| Written task |
Write out every line of the material below as a numbered list, leaving out any blank lines.
# START OF Data supplied
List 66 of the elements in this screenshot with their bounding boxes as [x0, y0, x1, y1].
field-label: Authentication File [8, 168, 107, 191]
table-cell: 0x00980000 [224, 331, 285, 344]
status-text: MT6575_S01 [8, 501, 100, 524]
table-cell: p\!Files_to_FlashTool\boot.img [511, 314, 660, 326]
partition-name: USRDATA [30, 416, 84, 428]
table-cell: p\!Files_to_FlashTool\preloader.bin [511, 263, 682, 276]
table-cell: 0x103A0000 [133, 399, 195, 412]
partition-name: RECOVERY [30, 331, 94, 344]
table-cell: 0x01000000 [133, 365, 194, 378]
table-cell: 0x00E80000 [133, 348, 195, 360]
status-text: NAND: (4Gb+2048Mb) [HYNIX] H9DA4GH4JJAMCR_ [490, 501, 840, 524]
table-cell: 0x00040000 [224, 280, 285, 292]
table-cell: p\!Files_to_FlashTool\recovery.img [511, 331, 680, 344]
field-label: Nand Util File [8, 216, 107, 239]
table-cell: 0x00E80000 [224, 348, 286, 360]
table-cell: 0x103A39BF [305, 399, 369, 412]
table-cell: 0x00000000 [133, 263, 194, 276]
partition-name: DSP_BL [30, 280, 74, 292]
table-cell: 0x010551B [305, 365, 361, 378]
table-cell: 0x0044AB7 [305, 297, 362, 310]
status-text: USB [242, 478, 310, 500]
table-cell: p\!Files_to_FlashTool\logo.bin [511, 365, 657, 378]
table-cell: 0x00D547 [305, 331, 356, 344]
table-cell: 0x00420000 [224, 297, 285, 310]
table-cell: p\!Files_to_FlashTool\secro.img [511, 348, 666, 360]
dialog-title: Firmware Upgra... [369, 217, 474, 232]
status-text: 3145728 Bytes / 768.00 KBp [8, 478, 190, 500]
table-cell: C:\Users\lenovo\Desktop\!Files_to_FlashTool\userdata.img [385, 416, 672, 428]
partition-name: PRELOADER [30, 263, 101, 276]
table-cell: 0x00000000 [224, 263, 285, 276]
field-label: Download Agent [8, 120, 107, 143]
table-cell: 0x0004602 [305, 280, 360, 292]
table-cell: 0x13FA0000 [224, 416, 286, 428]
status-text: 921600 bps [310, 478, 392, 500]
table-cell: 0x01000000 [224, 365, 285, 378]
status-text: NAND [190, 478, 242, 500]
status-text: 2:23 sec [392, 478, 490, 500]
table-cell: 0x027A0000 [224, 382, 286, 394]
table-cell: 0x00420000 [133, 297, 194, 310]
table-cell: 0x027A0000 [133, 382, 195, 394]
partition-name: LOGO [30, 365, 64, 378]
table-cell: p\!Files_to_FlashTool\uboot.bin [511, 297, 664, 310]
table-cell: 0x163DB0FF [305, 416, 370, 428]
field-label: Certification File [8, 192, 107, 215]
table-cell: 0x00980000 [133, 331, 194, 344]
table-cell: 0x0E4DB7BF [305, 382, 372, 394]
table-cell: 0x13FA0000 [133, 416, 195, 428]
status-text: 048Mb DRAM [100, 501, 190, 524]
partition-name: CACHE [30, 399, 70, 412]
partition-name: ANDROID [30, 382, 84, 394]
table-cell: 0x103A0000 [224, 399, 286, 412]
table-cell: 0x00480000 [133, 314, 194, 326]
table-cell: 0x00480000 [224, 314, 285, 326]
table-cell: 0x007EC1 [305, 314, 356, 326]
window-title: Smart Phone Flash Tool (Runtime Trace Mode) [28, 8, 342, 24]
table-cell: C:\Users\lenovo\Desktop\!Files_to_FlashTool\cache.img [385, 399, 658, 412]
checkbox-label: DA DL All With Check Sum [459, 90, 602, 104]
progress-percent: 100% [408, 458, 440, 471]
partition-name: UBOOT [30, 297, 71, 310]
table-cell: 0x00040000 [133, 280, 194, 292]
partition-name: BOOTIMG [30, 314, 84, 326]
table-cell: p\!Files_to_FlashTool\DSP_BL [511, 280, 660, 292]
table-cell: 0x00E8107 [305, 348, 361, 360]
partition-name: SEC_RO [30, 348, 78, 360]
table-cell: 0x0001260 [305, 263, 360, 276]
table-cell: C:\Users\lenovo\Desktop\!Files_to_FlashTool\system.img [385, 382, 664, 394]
# END OF Data supplied
| Worked solution |
1. List 66 of the elements in this screenshot with their bounding boxes as [x0, y0, x1, y1].
2. field-label: Authentication File [8, 168, 107, 191]
3. table-cell: 0x00980000 [224, 331, 285, 344]
4. status-text: MT6575_S01 [8, 501, 100, 524]
5. table-cell: p\!Files_to_FlashTool\boot.img [511, 314, 660, 326]
6. partition-name: USRDATA [30, 416, 84, 428]
7. table-cell: p\!Files_to_FlashTool\preloader.bin [511, 263, 682, 276]
8. table-cell: 0x103A0000 [133, 399, 195, 412]
9. partition-name: RECOVERY [30, 331, 94, 344]
10. table-cell: 0x01000000 [133, 365, 194, 378]
11. table-cell: 0x00E80000 [133, 348, 195, 360]
12. status-text: NAND: (4Gb+2048Mb) [HYNIX] H9DA4GH4JJAMCR_ [490, 501, 840, 524]
13. table-cell: 0x00040000 [224, 280, 285, 292]
14. table-cell: p\!Files_to_FlashTool\recovery.img [511, 331, 680, 344]
15. field-label: Nand Util File [8, 216, 107, 239]
16. table-cell: 0x00E80000 [224, 348, 286, 360]
17. table-cell: 0x103A39BF [305, 399, 369, 412]
18. table-cell: 0x00000000 [133, 263, 194, 276]
19. partition-name: DSP_BL [30, 280, 74, 292]
20. table-cell: 0x010551B [305, 365, 361, 378]
21. table-cell: 0x0044AB7 [305, 297, 362, 310]
22. status-text: USB [242, 478, 310, 500]
23. table-cell: p\!Files_to_FlashTool\logo.bin [511, 365, 657, 378]
24. table-cell: 0x00D547 [305, 331, 356, 344]
25. table-cell: 0x00420000 [224, 297, 285, 310]
26. table-cell: p\!Files_to_FlashTool\secro.img [511, 348, 666, 360]
27. dialog-title: Firmware Upgra... [369, 217, 474, 232]
28. status-text: 3145728 Bytes / 768.00 KBp [8, 478, 190, 500]
29. table-cell: C:\Users\lenovo\Desktop\!Files_to_FlashTool\userdata.img [385, 416, 672, 428]
30. partition-name: PRELOADER [30, 263, 101, 276]
31. table-cell: 0x00000000 [224, 263, 285, 276]
32. field-label: Download Agent [8, 120, 107, 143]
33. table-cell: 0x0004602 [305, 280, 360, 292]
34. table-cell: 0x13FA0000 [224, 416, 286, 428]
35. status-text: 921600 bps [310, 478, 392, 500]
36. table-cell: 0x01000000 [224, 365, 285, 378]
37. status-text: NAND [190, 478, 242, 500]
38. status-text: 2:23 sec [392, 478, 490, 500]
39. table-cell: 0x027A0000 [224, 382, 286, 394]
40. table-cell: 0x00420000 [133, 297, 194, 310]
41. table-cell: 0x027A0000 [133, 382, 195, 394]
42. partition-name: LOGO [30, 365, 64, 378]
43. table-cell: p\!Files_to_FlashTool\uboot.bin [511, 297, 664, 310]
44. table-cell: 0x163DB0FF [305, 416, 370, 428]
45. field-label: Certification File [8, 192, 107, 215]
46. table-cell: 0x00980000 [133, 331, 194, 344]
47. table-cell: 0x0E4DB7BF [305, 382, 372, 394]
48. table-cell: 0x13FA0000 [133, 416, 195, 428]
49. status-text: 048Mb DRAM [100, 501, 190, 524]
50. partition-name: CACHE [30, 399, 70, 412]
51. partition-name: ANDROID [30, 382, 84, 394]
52. table-cell: 0x103A0000 [224, 399, 286, 412]
53. table-cell: 0x00480000 [133, 314, 194, 326]
54. table-cell: 0x00480000 [224, 314, 285, 326]
55. table-cell: 0x007EC1 [305, 314, 356, 326]
56. window-title: Smart Phone Flash Tool (Runtime Trace Mode) [28, 8, 342, 24]
57. table-cell: C:\Users\lenovo\Desktop\!Files_to_FlashTool\cache.img [385, 399, 658, 412]
58. checkbox-label: DA DL All With Check Sum [459, 90, 602, 104]
59. progress-percent: 100% [408, 458, 440, 471]
60. partition-name: UBOOT [30, 297, 71, 310]
61. table-cell: 0x00040000 [133, 280, 194, 292]
62. partition-name: BOOTIMG [30, 314, 84, 326]
63. table-cell: p\!Files_to_FlashTool\DSP_BL [511, 280, 660, 292]
64. table-cell: 0x00E8107 [305, 348, 361, 360]
65. partition-name: SEC_RO [30, 348, 78, 360]
66. table-cell: 0x0001260 [305, 263, 360, 276]
67. table-cell: C:\Users\lenovo\Desktop\!Files_to_FlashTool\system.img [385, 382, 664, 394]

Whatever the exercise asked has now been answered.